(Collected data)

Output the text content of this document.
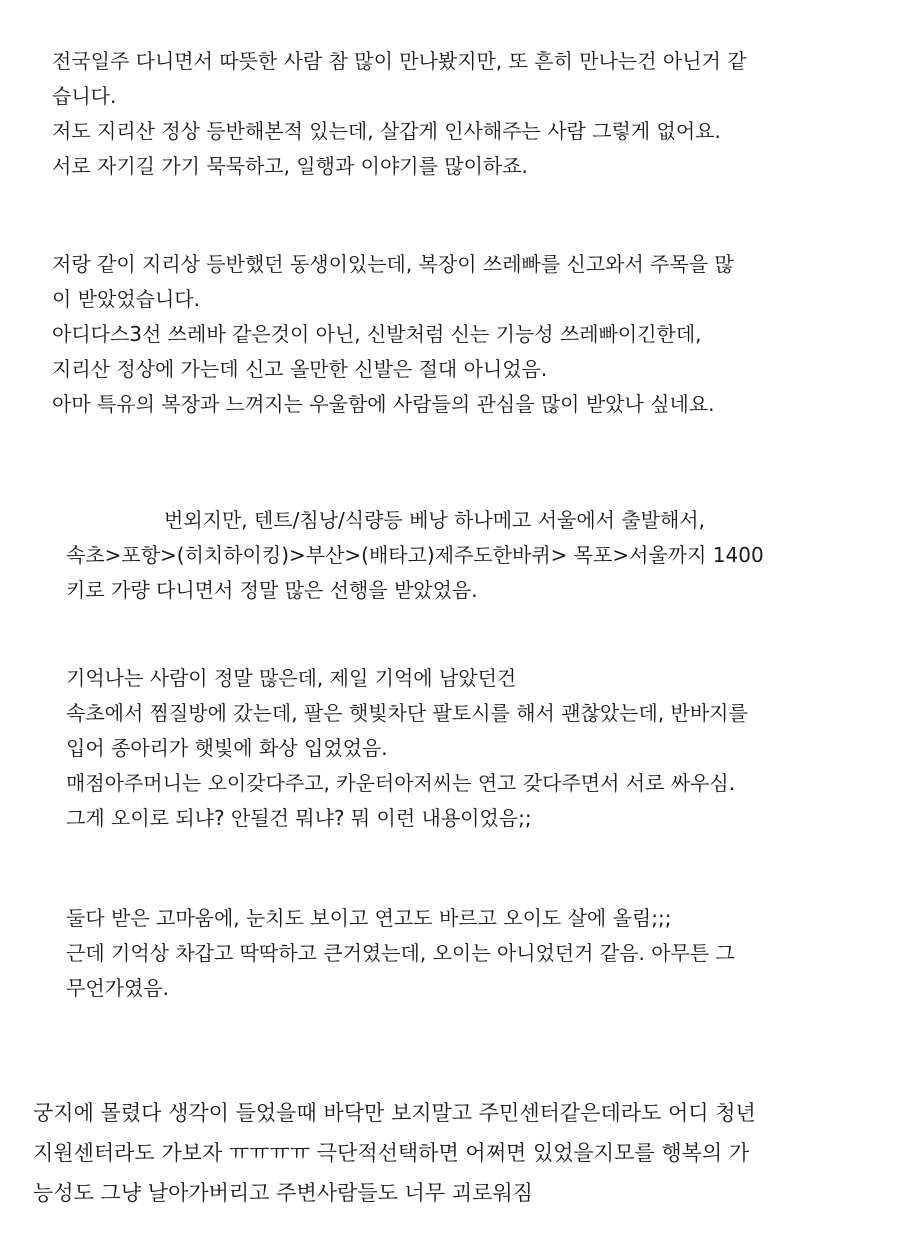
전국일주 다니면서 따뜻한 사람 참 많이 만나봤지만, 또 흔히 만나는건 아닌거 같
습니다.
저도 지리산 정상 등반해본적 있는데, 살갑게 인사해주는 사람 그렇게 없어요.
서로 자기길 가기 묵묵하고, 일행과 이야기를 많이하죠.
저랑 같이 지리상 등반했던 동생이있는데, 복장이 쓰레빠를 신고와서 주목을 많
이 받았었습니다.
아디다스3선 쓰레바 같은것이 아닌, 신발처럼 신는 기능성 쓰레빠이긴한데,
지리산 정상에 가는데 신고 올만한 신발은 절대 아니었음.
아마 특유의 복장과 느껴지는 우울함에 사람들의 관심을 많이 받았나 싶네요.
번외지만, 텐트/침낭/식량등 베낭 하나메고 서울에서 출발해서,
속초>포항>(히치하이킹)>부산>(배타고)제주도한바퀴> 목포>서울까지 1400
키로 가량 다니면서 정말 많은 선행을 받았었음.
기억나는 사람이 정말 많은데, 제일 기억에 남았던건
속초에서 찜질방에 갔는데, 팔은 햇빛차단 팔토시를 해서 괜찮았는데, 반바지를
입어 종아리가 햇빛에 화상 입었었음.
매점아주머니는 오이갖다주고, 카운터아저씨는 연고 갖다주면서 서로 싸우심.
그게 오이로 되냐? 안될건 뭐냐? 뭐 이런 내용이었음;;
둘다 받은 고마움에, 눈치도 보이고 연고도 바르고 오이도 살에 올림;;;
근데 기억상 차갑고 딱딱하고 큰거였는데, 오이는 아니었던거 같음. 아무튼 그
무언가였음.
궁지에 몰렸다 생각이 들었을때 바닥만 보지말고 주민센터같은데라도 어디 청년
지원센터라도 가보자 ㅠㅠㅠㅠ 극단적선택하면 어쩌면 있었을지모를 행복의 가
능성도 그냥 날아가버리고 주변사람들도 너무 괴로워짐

==

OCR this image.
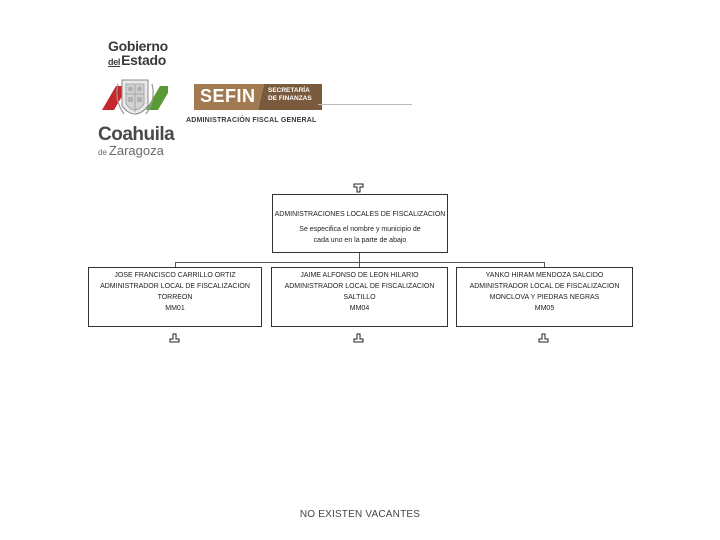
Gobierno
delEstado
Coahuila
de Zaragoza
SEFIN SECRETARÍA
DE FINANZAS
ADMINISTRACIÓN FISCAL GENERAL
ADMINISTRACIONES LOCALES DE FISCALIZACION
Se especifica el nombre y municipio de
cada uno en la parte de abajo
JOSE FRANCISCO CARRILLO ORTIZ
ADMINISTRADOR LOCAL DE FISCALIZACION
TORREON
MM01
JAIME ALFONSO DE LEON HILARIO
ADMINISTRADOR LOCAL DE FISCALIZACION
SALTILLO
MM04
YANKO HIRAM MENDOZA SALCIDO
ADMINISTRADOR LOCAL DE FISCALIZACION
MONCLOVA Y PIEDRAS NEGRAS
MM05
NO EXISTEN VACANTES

--

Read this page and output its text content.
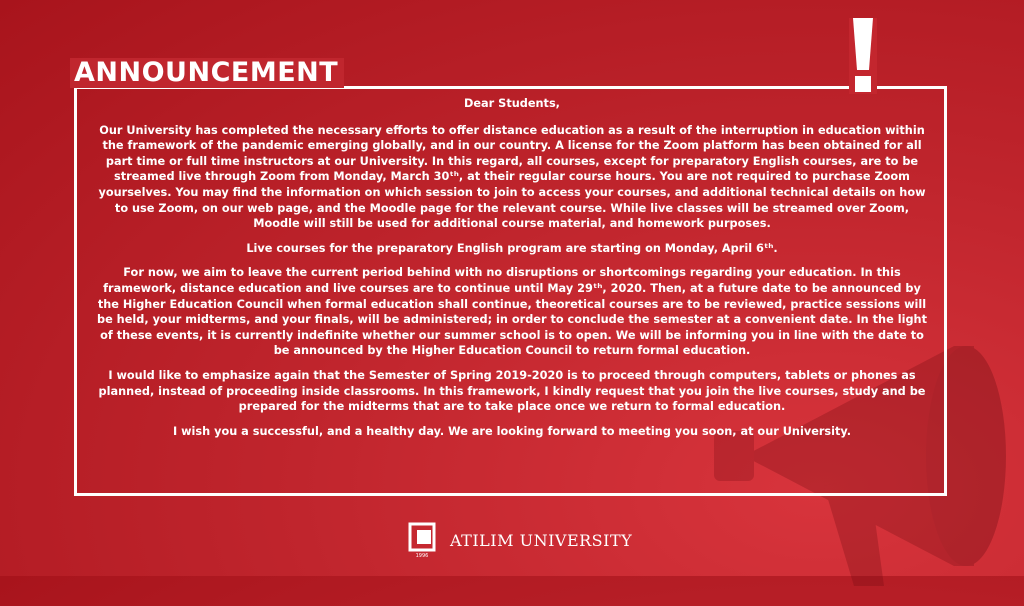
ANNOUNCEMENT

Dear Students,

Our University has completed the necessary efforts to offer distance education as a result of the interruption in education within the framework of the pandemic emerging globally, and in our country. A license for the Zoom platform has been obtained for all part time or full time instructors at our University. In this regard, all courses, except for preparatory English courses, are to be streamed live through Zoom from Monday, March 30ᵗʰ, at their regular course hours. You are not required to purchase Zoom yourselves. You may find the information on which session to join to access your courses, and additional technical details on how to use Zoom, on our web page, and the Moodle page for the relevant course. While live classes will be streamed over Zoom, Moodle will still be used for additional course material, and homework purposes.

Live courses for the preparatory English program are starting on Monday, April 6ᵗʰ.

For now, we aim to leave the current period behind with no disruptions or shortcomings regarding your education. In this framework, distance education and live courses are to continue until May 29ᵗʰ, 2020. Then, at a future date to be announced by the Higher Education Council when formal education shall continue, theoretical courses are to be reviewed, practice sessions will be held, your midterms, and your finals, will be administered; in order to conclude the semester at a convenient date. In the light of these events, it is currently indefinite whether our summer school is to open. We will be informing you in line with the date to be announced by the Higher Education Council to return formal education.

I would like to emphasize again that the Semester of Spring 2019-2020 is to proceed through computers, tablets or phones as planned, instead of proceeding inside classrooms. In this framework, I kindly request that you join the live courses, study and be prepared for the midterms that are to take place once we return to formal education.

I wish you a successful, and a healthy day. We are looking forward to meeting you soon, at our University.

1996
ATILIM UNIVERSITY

> [CHALLENGE] Count every line in the preceding entries where the string "text" appears, then state only the total.

> [SOLUTION BELOW] 2